__DIRECTIONS__. Every line that contains the word "JSON" should be copied.

__ENTRIES PROVIDED__.
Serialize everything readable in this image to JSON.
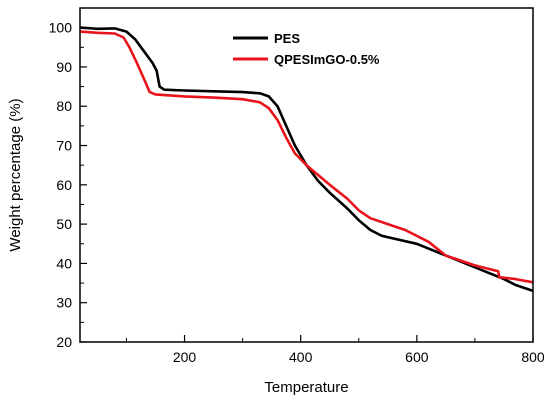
{
  "chart_data": {
    "type": "line",
    "xlabel": "Temperature",
    "ylabel": "Weight percentage (%)",
    "xlim": [
      20,
      800
    ],
    "ylim": [
      20,
      105
    ],
    "x_ticks": [
      200,
      400,
      600,
      800
    ],
    "y_ticks": [
      20,
      30,
      40,
      50,
      60,
      70,
      80,
      90,
      100
    ],
    "grid": false,
    "legend_position": "top-center",
    "series": [
      {
        "name": "PES",
        "color": "#000000",
        "points": [
          [
            20,
            100.0
          ],
          [
            50,
            99.7
          ],
          [
            80,
            99.8
          ],
          [
            100,
            99.0
          ],
          [
            115,
            97.0
          ],
          [
            130,
            94.0
          ],
          [
            145,
            91.0
          ],
          [
            152,
            89.0
          ],
          [
            157,
            85.0
          ],
          [
            165,
            84.2
          ],
          [
            200,
            84.0
          ],
          [
            250,
            83.8
          ],
          [
            300,
            83.6
          ],
          [
            330,
            83.3
          ],
          [
            345,
            82.5
          ],
          [
            360,
            80.0
          ],
          [
            375,
            75.0
          ],
          [
            390,
            70.0
          ],
          [
            410,
            65.0
          ],
          [
            430,
            61.0
          ],
          [
            450,
            58.0
          ],
          [
            480,
            54.0
          ],
          [
            500,
            51.0
          ],
          [
            520,
            48.5
          ],
          [
            540,
            47.0
          ],
          [
            600,
            45.0
          ],
          [
            650,
            42.0
          ],
          [
            700,
            39.0
          ],
          [
            750,
            36.0
          ],
          [
            770,
            34.5
          ],
          [
            800,
            33.0
          ]
        ]
      },
      {
        "name": "QPESImGO-0.5%",
        "color": "#e8131b",
        "points": [
          [
            20,
            99.0
          ],
          [
            50,
            98.7
          ],
          [
            80,
            98.5
          ],
          [
            95,
            97.5
          ],
          [
            105,
            95.0
          ],
          [
            118,
            91.0
          ],
          [
            130,
            87.0
          ],
          [
            140,
            83.6
          ],
          [
            150,
            83.0
          ],
          [
            200,
            82.5
          ],
          [
            250,
            82.2
          ],
          [
            300,
            81.8
          ],
          [
            330,
            81.0
          ],
          [
            345,
            79.5
          ],
          [
            360,
            76.5
          ],
          [
            375,
            72.0
          ],
          [
            390,
            68.0
          ],
          [
            410,
            65.0
          ],
          [
            430,
            62.5
          ],
          [
            450,
            60.0
          ],
          [
            480,
            56.5
          ],
          [
            500,
            53.5
          ],
          [
            520,
            51.5
          ],
          [
            550,
            50.0
          ],
          [
            580,
            48.5
          ],
          [
            620,
            45.5
          ],
          [
            650,
            42.0
          ],
          [
            700,
            39.5
          ],
          [
            740,
            38.0
          ],
          [
            742,
            36.5
          ],
          [
            770,
            36.0
          ],
          [
            800,
            35.2
          ]
        ]
      }
    ]
  }
}
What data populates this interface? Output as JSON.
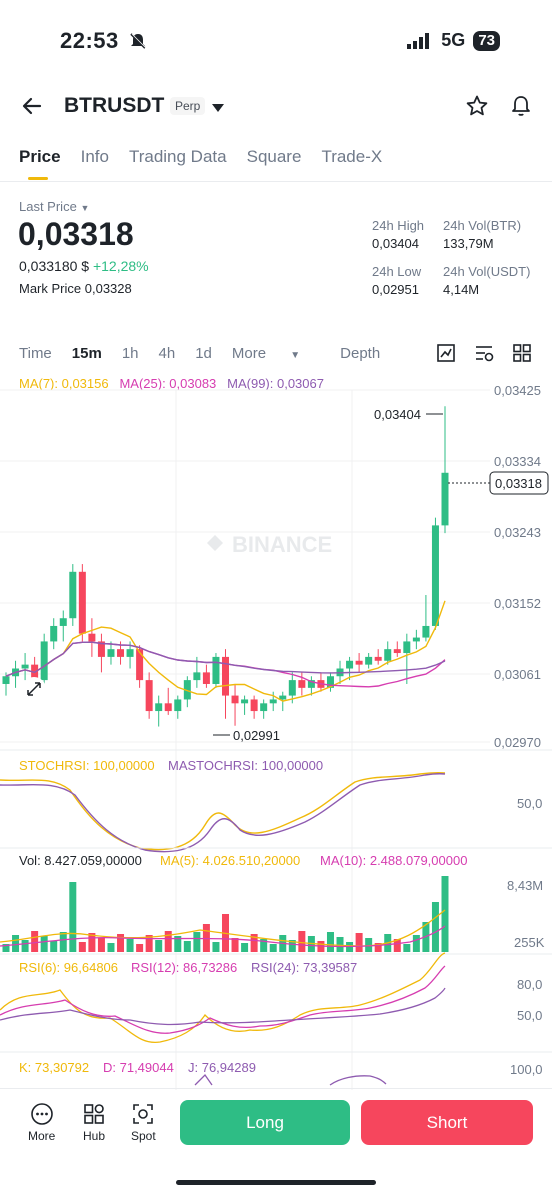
{
  "status_bar": {
    "time": "22:53",
    "network": "5G",
    "battery": "73"
  },
  "header": {
    "pair": "BTRUSDT",
    "badge": "Perp"
  },
  "tabs": [
    "Price",
    "Info",
    "Trading Data",
    "Square",
    "Trade-X"
  ],
  "ticker": {
    "last_price_label": "Last Price",
    "last_price": "0,03318",
    "usd_price": "0,033180 $",
    "change": "+12,28%",
    "mark_label": "Mark Price",
    "mark_value": "0,03328",
    "high_label": "24h High",
    "high_value": "0,03404",
    "vol_btr_label": "24h Vol(BTR)",
    "vol_btr_value": "133,79M",
    "low_label": "24h Low",
    "low_value": "0,02951",
    "vol_usdt_label": "24h Vol(USDT)",
    "vol_usdt_value": "4,14M"
  },
  "intervals": {
    "items": [
      "Time",
      "15m",
      "1h",
      "4h",
      "1d",
      "More",
      "Depth"
    ],
    "active": "15m"
  },
  "ma": {
    "ma7": "MA(7): 0,03156",
    "ma25": "MA(25): 0,03083",
    "ma99": "MA(99): 0,03067"
  },
  "colors": {
    "up": "#2ebd85",
    "down": "#f6465d",
    "accent": "#f0b90b",
    "ma7": "#f0b90b",
    "ma25": "#d63db0",
    "ma99": "#8e5bb0"
  },
  "price_axis": [
    "0,03425",
    "0,03334",
    "0,03243",
    "0,03152",
    "0,03061",
    "0,02970"
  ],
  "current_price_tag": "0,03318",
  "high_marker": "0,03404",
  "low_marker": "0,02991",
  "watermark": "BINANCE",
  "stochrsi": {
    "k": "STOCHRSI: 100,00000",
    "d": "MASTOCHRSI: 100,00000",
    "axis": "50,0"
  },
  "volume": {
    "vol": "Vol: 8.427.059,00000",
    "ma5": "MA(5): 4.026.510,20000",
    "ma10": "MA(10): 2.488.079,00000",
    "axis_top": "8,43M",
    "axis_bottom": "255K"
  },
  "rsi": {
    "rsi6": "RSI(6): 96,64806",
    "rsi12": "RSI(12): 86,73286",
    "rsi24": "RSI(24): 73,39587",
    "axis_top": "80,0",
    "axis_bottom": "50,0"
  },
  "kdj": {
    "k": "K: 73,30792",
    "d": "D: 71,49044",
    "j": "J: 76,94289",
    "axis": "100,0"
  },
  "bottom_nav": {
    "more": "More",
    "hub": "Hub",
    "spot": "Spot",
    "long": "Long",
    "short": "Short"
  },
  "chart_data": {
    "type": "candlestick",
    "price_axis": [
      0.03425,
      0.03334,
      0.03243,
      0.03152,
      0.03061,
      0.0297
    ],
    "candles": [
      [
        0.03045,
        0.0306,
        0.0303,
        0.03055
      ],
      [
        0.03055,
        0.03075,
        0.0304,
        0.03065
      ],
      [
        0.03065,
        0.03085,
        0.0305,
        0.0307
      ],
      [
        0.0307,
        0.0308,
        0.0304,
        0.0305
      ],
      [
        0.0305,
        0.0311,
        0.03045,
        0.031
      ],
      [
        0.031,
        0.0313,
        0.0309,
        0.0312
      ],
      [
        0.0312,
        0.0314,
        0.031,
        0.0313
      ],
      [
        0.0313,
        0.032,
        0.0312,
        0.0319
      ],
      [
        0.0319,
        0.032,
        0.031,
        0.0311
      ],
      [
        0.0311,
        0.0313,
        0.0308,
        0.031
      ],
      [
        0.031,
        0.0311,
        0.0306,
        0.0308
      ],
      [
        0.0308,
        0.031,
        0.0307,
        0.0309
      ],
      [
        0.0309,
        0.031,
        0.0307,
        0.0308
      ],
      [
        0.0308,
        0.031,
        0.03065,
        0.0309
      ],
      [
        0.0309,
        0.03095,
        0.0304,
        0.0305
      ],
      [
        0.0305,
        0.0306,
        0.03,
        0.0301
      ],
      [
        0.0301,
        0.0303,
        0.0299,
        0.0302
      ],
      [
        0.0302,
        0.0304,
        0.03005,
        0.0301
      ],
      [
        0.0301,
        0.0303,
        0.03,
        0.03025
      ],
      [
        0.03025,
        0.03055,
        0.03015,
        0.0305
      ],
      [
        0.0305,
        0.0308,
        0.0304,
        0.0306
      ],
      [
        0.0306,
        0.0307,
        0.0304,
        0.03045
      ],
      [
        0.03045,
        0.03085,
        0.0304,
        0.0308
      ],
      [
        0.0308,
        0.0309,
        0.03,
        0.0303
      ],
      [
        0.0303,
        0.03045,
        0.02991,
        0.0302
      ],
      [
        0.0302,
        0.0303,
        0.03005,
        0.03025
      ],
      [
        0.03025,
        0.0303,
        0.03,
        0.0301
      ],
      [
        0.0301,
        0.03025,
        0.03,
        0.0302
      ],
      [
        0.0302,
        0.03035,
        0.0301,
        0.03025
      ],
      [
        0.03025,
        0.03035,
        0.0301,
        0.0303
      ],
      [
        0.0303,
        0.0306,
        0.0302,
        0.0305
      ],
      [
        0.0305,
        0.0306,
        0.0303,
        0.0304
      ],
      [
        0.0304,
        0.03055,
        0.0303,
        0.0305
      ],
      [
        0.0305,
        0.0306,
        0.03035,
        0.0304
      ],
      [
        0.0304,
        0.0306,
        0.03035,
        0.03055
      ],
      [
        0.03055,
        0.03075,
        0.03045,
        0.03065
      ],
      [
        0.03065,
        0.0308,
        0.0305,
        0.03075
      ],
      [
        0.03075,
        0.03085,
        0.0306,
        0.0307
      ],
      [
        0.0307,
        0.03085,
        0.03065,
        0.0308
      ],
      [
        0.0308,
        0.0309,
        0.0307,
        0.03075
      ],
      [
        0.03075,
        0.031,
        0.0307,
        0.0309
      ],
      [
        0.0309,
        0.031,
        0.0308,
        0.03085
      ],
      [
        0.03085,
        0.0311,
        0.03045,
        0.031
      ],
      [
        0.031,
        0.03115,
        0.0309,
        0.03105
      ],
      [
        0.03105,
        0.0316,
        0.031,
        0.0312
      ],
      [
        0.0312,
        0.0326,
        0.03115,
        0.0325
      ],
      [
        0.0325,
        0.03404,
        0.0324,
        0.03318
      ]
    ]
  }
}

__RIGHT ANSWER__.
Serialize everything readable in this image to JSON.
What data populates this interface? Output as JSON.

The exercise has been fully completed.